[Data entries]
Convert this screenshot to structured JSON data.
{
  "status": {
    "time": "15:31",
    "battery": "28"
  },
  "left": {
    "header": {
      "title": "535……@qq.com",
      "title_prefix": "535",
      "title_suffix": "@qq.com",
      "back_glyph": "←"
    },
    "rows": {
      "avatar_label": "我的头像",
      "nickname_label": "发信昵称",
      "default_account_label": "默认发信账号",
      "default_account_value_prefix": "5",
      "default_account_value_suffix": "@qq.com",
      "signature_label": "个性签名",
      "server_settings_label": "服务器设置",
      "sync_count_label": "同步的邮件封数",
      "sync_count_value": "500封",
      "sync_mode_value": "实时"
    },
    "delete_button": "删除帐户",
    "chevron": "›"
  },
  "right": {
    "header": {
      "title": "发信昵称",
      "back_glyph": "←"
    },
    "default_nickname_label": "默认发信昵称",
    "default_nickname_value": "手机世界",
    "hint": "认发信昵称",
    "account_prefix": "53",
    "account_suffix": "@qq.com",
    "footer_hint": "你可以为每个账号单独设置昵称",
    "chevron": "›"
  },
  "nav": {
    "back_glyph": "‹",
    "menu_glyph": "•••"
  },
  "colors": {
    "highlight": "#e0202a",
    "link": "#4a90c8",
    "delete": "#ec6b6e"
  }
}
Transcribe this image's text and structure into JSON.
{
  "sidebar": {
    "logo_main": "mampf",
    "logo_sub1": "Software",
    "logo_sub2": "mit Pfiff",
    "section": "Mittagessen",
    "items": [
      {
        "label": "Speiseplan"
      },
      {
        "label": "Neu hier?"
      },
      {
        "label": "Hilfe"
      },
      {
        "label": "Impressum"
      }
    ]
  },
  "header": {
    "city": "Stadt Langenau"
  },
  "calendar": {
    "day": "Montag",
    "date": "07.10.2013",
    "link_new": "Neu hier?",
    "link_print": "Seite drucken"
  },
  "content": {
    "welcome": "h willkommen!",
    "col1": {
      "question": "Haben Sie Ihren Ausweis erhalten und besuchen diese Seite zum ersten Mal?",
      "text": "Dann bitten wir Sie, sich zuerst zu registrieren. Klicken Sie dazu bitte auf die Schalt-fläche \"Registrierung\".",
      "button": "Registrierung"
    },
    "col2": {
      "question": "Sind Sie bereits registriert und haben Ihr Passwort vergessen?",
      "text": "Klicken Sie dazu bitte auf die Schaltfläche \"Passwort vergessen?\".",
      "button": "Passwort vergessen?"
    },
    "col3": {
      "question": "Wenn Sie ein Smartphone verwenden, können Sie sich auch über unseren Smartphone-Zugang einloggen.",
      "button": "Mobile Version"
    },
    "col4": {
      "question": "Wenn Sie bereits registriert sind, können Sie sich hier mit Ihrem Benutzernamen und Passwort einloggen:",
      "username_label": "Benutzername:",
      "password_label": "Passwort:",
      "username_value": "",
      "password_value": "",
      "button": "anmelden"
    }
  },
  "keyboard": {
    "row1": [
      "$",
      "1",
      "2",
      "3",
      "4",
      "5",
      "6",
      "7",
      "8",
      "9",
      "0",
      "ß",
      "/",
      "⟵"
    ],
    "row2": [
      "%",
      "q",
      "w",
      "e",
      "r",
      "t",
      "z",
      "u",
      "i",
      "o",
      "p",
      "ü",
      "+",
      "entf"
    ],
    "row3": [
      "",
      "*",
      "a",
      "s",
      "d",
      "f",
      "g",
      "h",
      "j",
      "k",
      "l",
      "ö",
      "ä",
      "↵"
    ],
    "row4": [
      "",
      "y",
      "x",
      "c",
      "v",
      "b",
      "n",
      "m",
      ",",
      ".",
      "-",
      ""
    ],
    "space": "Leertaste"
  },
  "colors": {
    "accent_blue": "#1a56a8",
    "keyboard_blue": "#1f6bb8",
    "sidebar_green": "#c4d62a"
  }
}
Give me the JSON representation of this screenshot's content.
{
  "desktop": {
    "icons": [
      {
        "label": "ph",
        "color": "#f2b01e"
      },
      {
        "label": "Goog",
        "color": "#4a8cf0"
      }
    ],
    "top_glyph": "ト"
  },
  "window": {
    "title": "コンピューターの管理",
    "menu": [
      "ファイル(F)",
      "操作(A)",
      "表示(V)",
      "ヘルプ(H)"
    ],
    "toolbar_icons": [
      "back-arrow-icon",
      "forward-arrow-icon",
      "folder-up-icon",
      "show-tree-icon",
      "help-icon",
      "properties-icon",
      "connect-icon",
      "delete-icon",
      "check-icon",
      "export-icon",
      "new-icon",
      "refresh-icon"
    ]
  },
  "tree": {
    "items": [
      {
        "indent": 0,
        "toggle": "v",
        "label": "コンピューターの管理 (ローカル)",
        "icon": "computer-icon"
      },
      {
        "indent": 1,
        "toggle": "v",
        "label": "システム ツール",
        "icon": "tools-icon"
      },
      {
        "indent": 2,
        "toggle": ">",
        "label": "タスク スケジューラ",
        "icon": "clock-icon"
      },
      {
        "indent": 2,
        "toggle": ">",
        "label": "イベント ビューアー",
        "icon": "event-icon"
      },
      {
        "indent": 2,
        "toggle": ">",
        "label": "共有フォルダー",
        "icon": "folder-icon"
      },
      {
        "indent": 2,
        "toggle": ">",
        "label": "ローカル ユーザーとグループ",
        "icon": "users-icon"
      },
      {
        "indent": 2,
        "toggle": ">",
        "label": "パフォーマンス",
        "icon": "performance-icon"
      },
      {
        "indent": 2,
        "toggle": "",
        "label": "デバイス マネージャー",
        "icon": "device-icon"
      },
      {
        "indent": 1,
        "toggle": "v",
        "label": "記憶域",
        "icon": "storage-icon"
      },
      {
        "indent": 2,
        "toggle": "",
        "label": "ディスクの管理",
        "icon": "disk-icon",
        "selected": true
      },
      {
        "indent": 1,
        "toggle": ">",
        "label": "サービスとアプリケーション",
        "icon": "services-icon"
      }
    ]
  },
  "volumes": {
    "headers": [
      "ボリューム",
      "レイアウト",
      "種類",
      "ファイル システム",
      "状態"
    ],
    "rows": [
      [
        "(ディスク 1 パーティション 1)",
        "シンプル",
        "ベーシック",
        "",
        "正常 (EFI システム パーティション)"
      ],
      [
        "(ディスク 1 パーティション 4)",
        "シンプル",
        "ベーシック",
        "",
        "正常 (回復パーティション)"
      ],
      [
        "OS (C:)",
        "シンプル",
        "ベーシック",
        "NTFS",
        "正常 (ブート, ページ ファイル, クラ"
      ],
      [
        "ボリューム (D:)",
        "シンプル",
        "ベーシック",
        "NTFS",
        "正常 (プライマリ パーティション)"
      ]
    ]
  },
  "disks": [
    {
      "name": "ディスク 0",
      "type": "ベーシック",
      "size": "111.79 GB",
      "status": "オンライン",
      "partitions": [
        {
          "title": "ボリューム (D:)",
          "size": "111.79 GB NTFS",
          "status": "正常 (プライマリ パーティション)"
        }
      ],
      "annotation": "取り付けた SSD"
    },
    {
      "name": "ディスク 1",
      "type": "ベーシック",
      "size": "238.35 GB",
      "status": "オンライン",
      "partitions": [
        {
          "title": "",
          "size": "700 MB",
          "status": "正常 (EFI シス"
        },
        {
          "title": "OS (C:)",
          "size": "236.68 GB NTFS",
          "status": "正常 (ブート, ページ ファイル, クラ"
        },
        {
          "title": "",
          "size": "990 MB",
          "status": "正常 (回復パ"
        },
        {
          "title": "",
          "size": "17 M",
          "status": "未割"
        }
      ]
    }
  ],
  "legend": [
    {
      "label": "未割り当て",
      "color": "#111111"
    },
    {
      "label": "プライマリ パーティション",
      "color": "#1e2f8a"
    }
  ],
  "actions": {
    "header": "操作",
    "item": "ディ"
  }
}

What to work on: In full and verbatim, repeat the records given above.

Output of the task:
Convert this screenshot to structured JSON data.
{
  "status": {
    "time": "15:31",
    "battery": "28"
  },
  "left": {
    "header": {
      "title": "535……@qq.com",
      "title_prefix": "535",
      "title_suffix": "@qq.com",
      "back_glyph": "←"
    },
    "rows": {
      "avatar_label": "我的头像",
      "nickname_label": "发信昵称",
      "default_account_label": "默认发信账号",
      "default_account_value_prefix": "5",
      "default_account_value_suffix": "@qq.com",
      "signature_label": "个性签名",
      "server_settings_label": "服务器设置",
      "sync_count_label": "同步的邮件封数",
      "sync_count_value": "500封",
      "sync_mode_value": "实时"
    },
    "delete_button": "删除帐户",
    "chevron": "›"
  },
  "right": {
    "header": {
      "title": "发信昵称",
      "back_glyph": "←"
    },
    "default_nickname_label": "默认发信昵称",
    "default_nickname_value": "手机世界",
    "hint": "认发信昵称",
    "account_prefix": "53",
    "account_suffix": "@qq.com",
    "footer_hint": "你可以为每个账号单独设置昵称",
    "chevron": "›"
  },
  "nav": {
    "back_glyph": "‹",
    "menu_glyph": "•••"
  },
  "colors": {
    "highlight": "#e0202a",
    "link": "#4a90c8",
    "delete": "#ec6b6e"
  }
}
Transcribe this image's text and structure into JSON.
{
  "sidebar": {
    "logo_main": "mampf",
    "logo_sub1": "Software",
    "logo_sub2": "mit Pfiff",
    "section": "Mittagessen",
    "items": [
      {
        "label": "Speiseplan"
      },
      {
        "label": "Neu hier?"
      },
      {
        "label": "Hilfe"
      },
      {
        "label": "Impressum"
      }
    ]
  },
  "header": {
    "city": "Stadt Langenau"
  },
  "calendar": {
    "day": "Montag",
    "date": "07.10.2013",
    "link_new": "Neu hier?",
    "link_print": "Seite drucken"
  },
  "content": {
    "welcome": "h willkommen!",
    "col1": {
      "question": "Haben Sie Ihren Ausweis erhalten und besuchen diese Seite zum ersten Mal?",
      "text": "Dann bitten wir Sie, sich zuerst zu registrieren. Klicken Sie dazu bitte auf die Schalt-fläche \"Registrierung\".",
      "button": "Registrierung"
    },
    "col2": {
      "question": "Sind Sie bereits registriert und haben Ihr Passwort vergessen?",
      "text": "Klicken Sie dazu bitte auf die Schaltfläche \"Passwort vergessen?\".",
      "button": "Passwort vergessen?"
    },
    "col3": {
      "question": "Wenn Sie ein Smartphone verwenden, können Sie sich auch über unseren Smartphone-Zugang einloggen.",
      "button": "Mobile Version"
    },
    "col4": {
      "question": "Wenn Sie bereits registriert sind, können Sie sich hier mit Ihrem Benutzernamen und Passwort einloggen:",
      "username_label": "Benutzername:",
      "password_label": "Passwort:",
      "username_value": "",
      "password_value": "",
      "button": "anmelden"
    }
  },
  "keyboard": {
    "row1": [
      "$",
      "1",
      "2",
      "3",
      "4",
      "5",
      "6",
      "7",
      "8",
      "9",
      "0",
      "ß",
      "/",
      "⟵"
    ],
    "row2": [
      "%",
      "q",
      "w",
      "e",
      "r",
      "t",
      "z",
      "u",
      "i",
      "o",
      "p",
      "ü",
      "+",
      "entf"
    ],
    "row3": [
      "",
      "*",
      "a",
      "s",
      "d",
      "f",
      "g",
      "h",
      "j",
      "k",
      "l",
      "ö",
      "ä",
      "↵"
    ],
    "row4": [
      "",
      "y",
      "x",
      "c",
      "v",
      "b",
      "n",
      "m",
      ",",
      ".",
      "-",
      ""
    ],
    "space": "Leertaste"
  },
  "colors": {
    "accent_blue": "#1a56a8",
    "keyboard_blue": "#1f6bb8",
    "sidebar_green": "#c4d62a"
  }
}
Give me the JSON representation of this screenshot's content.
{
  "desktop": {
    "icons": [
      {
        "label": "ph",
        "color": "#f2b01e"
      },
      {
        "label": "Goog",
        "color": "#4a8cf0"
      }
    ],
    "top_glyph": "ト"
  },
  "window": {
    "title": "コンピューターの管理",
    "menu": [
      "ファイル(F)",
      "操作(A)",
      "表示(V)",
      "ヘルプ(H)"
    ],
    "toolbar_icons": [
      "back-arrow-icon",
      "forward-arrow-icon",
      "folder-up-icon",
      "show-tree-icon",
      "help-icon",
      "properties-icon",
      "connect-icon",
      "delete-icon",
      "check-icon",
      "export-icon",
      "new-icon",
      "refresh-icon"
    ]
  },
  "tree": {
    "items": [
      {
        "indent": 0,
        "toggle": "v",
        "label": "コンピューターの管理 (ローカル)",
        "icon": "computer-icon"
      },
      {
        "indent": 1,
        "toggle": "v",
        "label": "システム ツール",
        "icon": "tools-icon"
      },
      {
        "indent": 2,
        "toggle": ">",
        "label": "タスク スケジューラ",
        "icon": "clock-icon"
      },
      {
        "indent": 2,
        "toggle": ">",
        "label": "イベント ビューアー",
        "icon": "event-icon"
      },
      {
        "indent": 2,
        "toggle": ">",
        "label": "共有フォルダー",
        "icon": "folder-icon"
      },
      {
        "indent": 2,
        "toggle": ">",
        "label": "ローカル ユーザーとグループ",
        "icon": "users-icon"
      },
      {
        "indent": 2,
        "toggle": ">",
        "label": "パフォーマンス",
        "icon": "performance-icon"
      },
      {
        "indent": 2,
        "toggle": "",
        "label": "デバイス マネージャー",
        "icon": "device-icon"
      },
      {
        "indent": 1,
        "toggle": "v",
        "label": "記憶域",
        "icon": "storage-icon"
      },
      {
        "indent": 2,
        "toggle": "",
        "label": "ディスクの管理",
        "icon": "disk-icon",
        "selected": true
      },
      {
        "indent": 1,
        "toggle": ">",
        "label": "サービスとアプリケーション",
        "icon": "services-icon"
      }
    ]
  },
  "volumes": {
    "headers": [
      "ボリューム",
      "レイアウト",
      "種類",
      "ファイル システム",
      "状態"
    ],
    "rows": [
      [
        "(ディスク 1 パーティション 1)",
        "シンプル",
        "ベーシック",
        "",
        "正常 (EFI システム パーティション)"
      ],
      [
        "(ディスク 1 パーティション 4)",
        "シンプル",
        "ベーシック",
        "",
        "正常 (回復パーティション)"
      ],
      [
        "OS (C:)",
        "シンプル",
        "ベーシック",
        "NTFS",
        "正常 (ブート, ページ ファイル, クラ"
      ],
      [
        "ボリューム (D:)",
        "シンプル",
        "ベーシック",
        "NTFS",
        "正常 (プライマリ パーティション)"
      ]
    ]
  },
  "disks": [
    {
      "name": "ディスク 0",
      "type": "ベーシック",
      "size": "111.79 GB",
      "status": "オンライン",
      "partitions": [
        {
          "title": "ボリューム (D:)",
          "size": "111.79 GB NTFS",
          "status": "正常 (プライマリ パーティション)"
        }
      ],
      "annotation": "取り付けた SSD"
    },
    {
      "name": "ディスク 1",
      "type": "ベーシック",
      "size": "238.35 GB",
      "status": "オンライン",
      "partitions": [
        {
          "title": "",
          "size": "700 MB",
          "status": "正常 (EFI シス"
        },
        {
          "title": "OS (C:)",
          "size": "236.68 GB NTFS",
          "status": "正常 (ブート, ページ ファイル, クラ"
        },
        {
          "title": "",
          "size": "990 MB",
          "status": "正常 (回復パ"
        },
        {
          "title": "",
          "size": "17 M",
          "status": "未割"
        }
      ]
    }
  ],
  "legend": [
    {
      "label": "未割り当て",
      "color": "#111111"
    },
    {
      "label": "プライマリ パーティション",
      "color": "#1e2f8a"
    }
  ],
  "actions": {
    "header": "操作",
    "item": "ディ"
  }
}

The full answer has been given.